[Document extract]

start

One can apply for financial aid to earn these certifications for free. However, doing a course just for certification may not land a dream job in data science.

Kaggle

Kaggle is a platform for data science competitions that provides a wealth of resources for learning and practicing data science skills. One can refine their skills in data analysis, machine learning and other branches of data science by participating in the platform’s challenges and host of datasets.

Here are some examples of free courses available on Kaggle:

Python: This course covers the basics of Python programming, including data types, control structures, functions and modules.
Pandas: This course covers the basics of data manipulation using Pandas, including data cleaning, data merging and data reshaping.
Data Visualization: This course covers the basics of data visualization using Matplotlib and Seaborn, including scatter plots, line plots and bar plots.
Intro to Machine Learning: This course covers the basics of machine learning, including classification, regression and clustering.
Intermediate Machine Learning: This course covers more advanced topics in machine learning, including feature engineering, model selection and hyperparameter tuning.
SQL: This course covers the basics of SQL, including data querying, data filtering and data aggregation.
Deep Learning: This course covers the basics of deep learning, including neural networks, convolutional neural networks and recurrent neural networks.

Kaggle is a superb platform for Python & Machine Learning

Open this if you wish to use it to maximum potential ⏬⏬⏬
— Jaydeep (@_jaydeepkarale) March 15, 2023

edX

EdX is another online learning platform that offers courses in data science and related fields. Many of the courses on edX are taught by professors from top universities, and the platform offers both free and paid options for learning.

Some of the free courses on data science available on edX include:

Data Science Essentials: This course, offered by Microsoft, covers the basics of data science, including data exploration, data preparation and data visualization. It also covers key topics in machine learning, such as regression, classification and clustering.
Introduction to Python for Data Science: This course, offered by Microsoft, covers the basics of Python programming, including data types, control structures, functions and modules. It also covers key data science libraries in Python, such as Pandas, NumPy and Matplotlib.
Introduction to R for Data Science: This course, offered by Microsoft, covers the basics of R programming, including data types, control structures, functions and packages. It also covers key data science libraries in R, such as dplyr, ggplot2 and tidyr.

All of these courses are free to audit, meaning that you can access all the course materials and lectures without paying a fee. Nevertheless, there will be a cost if you wish to access further course features or receive a certificate of completion. A comprehensive selection of paid courses and programs in data science, machine learning and related topics are also available on edX in addition to these courses.

end

[Listed entries]
start

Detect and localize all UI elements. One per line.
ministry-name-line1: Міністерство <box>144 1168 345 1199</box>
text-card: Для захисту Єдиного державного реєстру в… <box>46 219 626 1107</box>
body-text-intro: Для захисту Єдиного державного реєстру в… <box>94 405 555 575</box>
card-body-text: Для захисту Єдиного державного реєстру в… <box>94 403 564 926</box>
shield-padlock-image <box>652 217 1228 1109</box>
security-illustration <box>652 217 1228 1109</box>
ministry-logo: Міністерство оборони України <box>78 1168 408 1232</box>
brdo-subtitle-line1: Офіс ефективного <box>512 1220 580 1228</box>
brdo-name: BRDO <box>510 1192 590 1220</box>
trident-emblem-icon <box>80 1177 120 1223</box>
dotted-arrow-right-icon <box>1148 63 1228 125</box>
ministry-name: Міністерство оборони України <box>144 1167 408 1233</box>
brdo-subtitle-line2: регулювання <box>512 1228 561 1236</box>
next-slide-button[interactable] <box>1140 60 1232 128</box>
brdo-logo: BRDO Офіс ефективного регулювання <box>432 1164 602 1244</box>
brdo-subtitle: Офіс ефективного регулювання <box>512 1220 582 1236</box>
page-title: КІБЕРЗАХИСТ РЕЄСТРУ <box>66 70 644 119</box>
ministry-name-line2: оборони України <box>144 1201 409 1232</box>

end

[What the task asks]
Transcribe the passage of the data science courses article from "Kaggle is a platform" up to and including "host of datasets.". Work only from the article on free data science courses and leave the entries aside.

[Complete answer]
Kaggle is a platform for data science competitions that provides a wealth of resources for learning and practicing data science skills. One can refine their skills in data analysis, machine learning and other branches of data science by participating in the platform’s challenges and host of datasets.